Visual layout annotation data

* Start *

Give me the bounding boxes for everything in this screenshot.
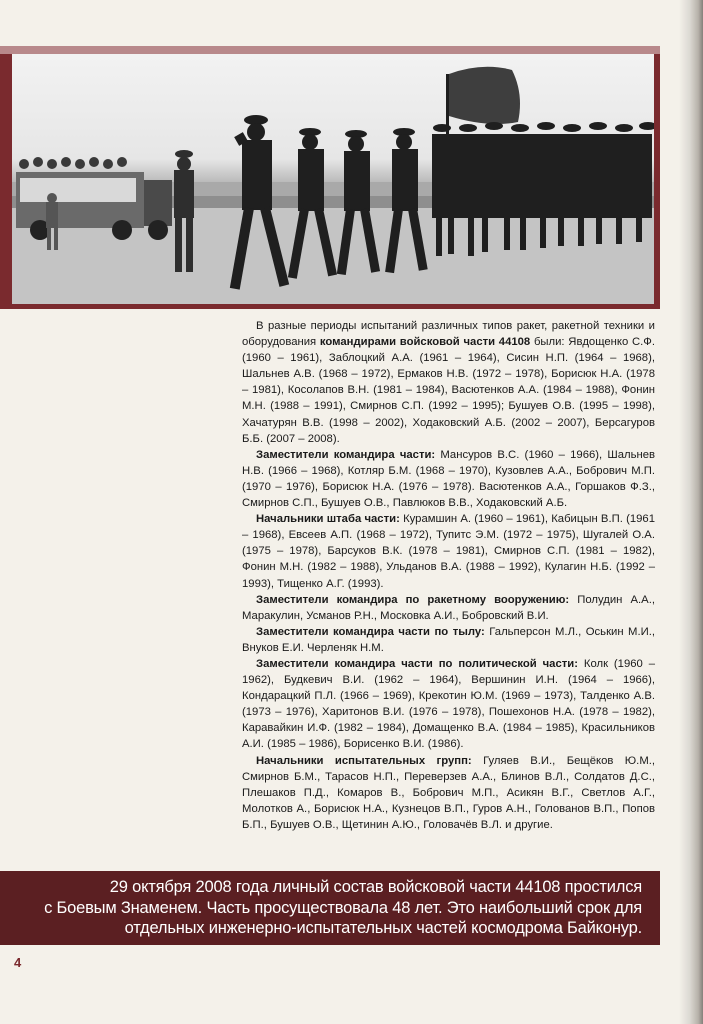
paragraph-heading: Начальники испытательных групп: [256, 754, 472, 767]
banner-text [22, 877, 642, 939]
banner-line: 29 октября 2008 года личный состав войсковой части 44108 простился [109, 878, 642, 896]
paragraph-heading: Начальники штаба части: [256, 513, 400, 526]
banner-line: с Боевым Знаменем. Часть просуществовала 48 лет. Это наибольший срок для [44, 898, 642, 917]
paragraph-heading: Заместители командира по ракетному вооружению: [256, 593, 570, 606]
paragraph-heading: Заместители командира части по политической части: [256, 657, 578, 670]
photo-frame-strip [0, 46, 660, 54]
commanders-article [242, 318, 655, 833]
paragraph-test-group-heads [242, 753, 655, 833]
paragraph-political-deputies [242, 656, 655, 753]
paragraph-text: Мансуров В.С. (1960 – 1966), Шальнев Н.В. (1966 – 1968), Котляр Б.М. (1968 – 1970), Кузовлев А.А., Бобрович М.П. (1970 – 1976), Борисюк Н.А. (1976 – 1978). Васютенков А.А., Горшаков Ф.З., Смирнов С.П., Бушуев О.В., Павлюков В.В., Ходаковский А.Б. [242, 448, 655, 510]
paragraph-logistics-deputies [242, 624, 655, 656]
paragraph-text: В разные периоды испытаний различных типов ракет, ракетной техники и оборудования [242, 320, 655, 349]
page-number: 4 [14, 955, 22, 970]
paragraph-missile-deputies [242, 592, 655, 624]
closing-banner [0, 871, 660, 945]
paragraph-text: Гуляев В.И., Бещёков Ю.М., Смирнов Б.М., Тарасов Н.П., Переверзев А.А., Блинов В.Л., Солдатов Д.С., Плешаков П.Д., Комаров В., Бобрович М.П., Асикян В.Г., Светлов А.Г., Молотков А., Борисюк Н.А., Кузнецов В.П., Гуров А.Н., Голованов В.П., Попов Б.П., Бушуев О.В., Щетинин А.Ю., Головачёв В.Л. и другие. [242, 754, 656, 831]
paragraph-commanders [242, 318, 655, 447]
paragraph-deputy-commanders [242, 447, 655, 511]
paragraph-text: Полудин А.А., Маракулин, Усманов Р.Н., Московка А.И., Бобровский В.И. [242, 593, 655, 622]
parade-illustration [12, 54, 654, 304]
paragraph-chiefs-of-staff [242, 511, 655, 591]
paragraph-heading: Заместители командира части по тылу: [256, 625, 485, 638]
paragraph-text: были: Явдощенко С.Ф. (1960 – 1961), Заблоцкий А.А. (1961 – 1964), Сисин Н.П. (1964 – 1968), Шальнев А.В. (1968 – 1972), Ермаков Н.В. (1972 – 1978), Борисюк Н.А. (1978 – 1981), Косолапов В.Н. (1981 – 1984), Васютенков А.А. (1984 – 1988), Фонин М.Н. (1988 – 1991), Смирнов С.П. (1992 – 1995); Бушуев О.В. (1995 – 1998), Хачатурян В.В. (1998 – 2002), Ходаковский А.Б. (2002 – 2007), Берсагуров Б.Б. (2007 – 2008). [242, 336, 655, 445]
paragraph-heading: Заместители командира части: [256, 448, 436, 461]
truck [16, 157, 172, 240]
paragraph-heading: командирами войсковой части 44108 [319, 336, 531, 349]
military-parade-photo [12, 54, 654, 304]
paragraph-text: Курамшин А. (1960 – 1961), Кабицын В.П. (1961 – 1968), Евсеев А.П. (1968 – 1972), Тупитс Э.М. (1972 – 1975), Шугалей О.А. (1975 – 1978), Барсуков В.К. (1978 – 1981), Смирнов С.П. (1981 – 1982), Фонин М.Н. (1982 – 1988), Ульданов В.А. (1988 – 1992), Кулагин Н.Б. (1992 – 1993), Тищенко А.Г. (1993). [242, 513, 655, 590]
paragraph-text: Гальперсон М.Л., Оськин М.И., Внуков Е.И. Черленяк Н.М. [242, 625, 655, 654]
banner-line: отдельных инженерно-испытательных частей космодрома Байконур. [124, 919, 642, 937]
paragraph-text: Колк (1960 – 1962), Будкевич В.И. (1962 – 1964), Вершинин И.Н. (1964 – 1966), Кондарацкий П.Л. (1966 – 1969), Крекотин Ю.М. (1969 – 1973), Талденко А.В. (1973 – 1976), Харитонов В.И. (1976 – 1978), Пошехонов Н.А. (1978 – 1982), Каравайкин И.Ф. (1982 – 1984), Домащенко В.А. (1984 – 1985), Красильников А.И. (1985 – 1986), Борисенко В.И. (1986). [242, 657, 655, 751]
page-binding-shadow [679, 0, 703, 1024]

* End *

Exercise brief: Reproduce the records above with every "paragraph-heading" renamed to "section-heading" and all other text left unchanged. Omit the picture lines from your output.

Problem solution:
Give me the bounding boxes for everything in this screenshot.
section-heading: Начальники испытательных групп: [256, 754, 472, 767]
banner-text [22, 877, 642, 939]
banner-line: 29 октября 2008 года личный состав войсковой части 44108 простился [109, 878, 642, 896]
section-heading: Начальники штаба части: [256, 513, 400, 526]
banner-line: с Боевым Знаменем. Часть просуществовала 48 лет. Это наибольший срок для [44, 898, 642, 917]
section-heading: Заместители командира по ракетному вооружению: [256, 593, 570, 606]
section-heading: Заместители командира части по политической части: [256, 657, 578, 670]
photo-frame-strip [0, 46, 660, 54]
commanders-article [242, 318, 655, 833]
paragraph-test-group-heads [242, 753, 655, 833]
paragraph-political-deputies [242, 656, 655, 753]
paragraph-text: Мансуров В.С. (1960 – 1966), Шальнев Н.В. (1966 – 1968), Котляр Б.М. (1968 – 1970), Кузовлев А.А., Бобрович М.П. (1970 – 1976), Борисюк Н.А. (1976 – 1978). Васютенков А.А., Горшаков Ф.З., Смирнов С.П., Бушуев О.В., Павлюков В.В., Ходаковский А.Б. [242, 448, 655, 510]
paragraph-logistics-deputies [242, 624, 655, 656]
paragraph-text: В разные периоды испытаний различных типов ракет, ракетной техники и оборудования [242, 320, 655, 349]
page-number: 4 [14, 955, 22, 970]
paragraph-missile-deputies [242, 592, 655, 624]
closing-banner [0, 871, 660, 945]
paragraph-text: Гуляев В.И., Бещёков Ю.М., Смирнов Б.М., Тарасов Н.П., Переверзев А.А., Блинов В.Л., Солдатов Д.С., Плешаков П.Д., Комаров В., Бобрович М.П., Асикян В.Г., Светлов А.Г., Молотков А., Борисюк Н.А., Кузнецов В.П., Гуров А.Н., Голованов В.П., Попов Б.П., Бушуев О.В., Щетинин А.Ю., Головачёв В.Л. и другие. [242, 754, 656, 831]
paragraph-commanders [242, 318, 655, 447]
paragraph-deputy-commanders [242, 447, 655, 511]
paragraph-text: Полудин А.А., Маракулин, Усманов Р.Н., Московка А.И., Бобровский В.И. [242, 593, 655, 622]
parade-illustration [12, 54, 654, 304]
paragraph-chiefs-of-staff [242, 511, 655, 591]
section-heading: Заместители командира части по тылу: [256, 625, 485, 638]
paragraph-text: были: Явдощенко С.Ф. (1960 – 1961), Заблоцкий А.А. (1961 – 1964), Сисин Н.П. (1964 – 1968), Шальнев А.В. (1968 – 1972), Ермаков Н.В. (1972 – 1978), Борисюк Н.А. (1978 – 1981), Косолапов В.Н. (1981 – 1984), Васютенков А.А. (1984 – 1988), Фонин М.Н. (1988 – 1991), Смирнов С.П. (1992 – 1995); Бушуев О.В. (1995 – 1998), Хачатурян В.В. (1998 – 2002), Ходаковский А.Б. (2002 – 2007), Берсагуров Б.Б. (2007 – 2008). [242, 336, 655, 445]
section-heading: Заместители командира части: [256, 448, 436, 461]
truck [16, 157, 172, 240]
section-heading: командирами войсковой части 44108 [319, 336, 531, 349]
military-parade-photo [12, 54, 654, 304]
paragraph-text: Курамшин А. (1960 – 1961), Кабицын В.П. (1961 – 1968), Евсеев А.П. (1968 – 1972), Тупитс Э.М. (1972 – 1975), Шугалей О.А. (1975 – 1978), Барсуков В.К. (1978 – 1981), Смирнов С.П. (1981 – 1982), Фонин М.Н. (1982 – 1988), Ульданов В.А. (1988 – 1992), Кулагин Н.Б. (1992 – 1993), Тищенко А.Г. (1993). [242, 513, 655, 590]
paragraph-text: Гальперсон М.Л., Оськин М.И., Внуков Е.И. Черленяк Н.М. [242, 625, 655, 654]
banner-line: отдельных инженерно-испытательных частей космодрома Байконур. [124, 919, 642, 937]
paragraph-text: Колк (1960 – 1962), Будкевич В.И. (1962 – 1964), Вершинин И.Н. (1964 – 1966), Кондарацкий П.Л. (1966 – 1969), Крекотин Ю.М. (1969 – 1973), Талденко А.В. (1973 – 1976), Харитонов В.И. (1976 – 1978), Пошехонов Н.А. (1978 – 1982), Каравайкин И.Ф. (1982 – 1984), Домащенко В.А. (1984 – 1985), Красильников А.И. (1985 – 1986), Борисенко В.И. (1986). [242, 657, 655, 751]
page-binding-shadow [679, 0, 703, 1024]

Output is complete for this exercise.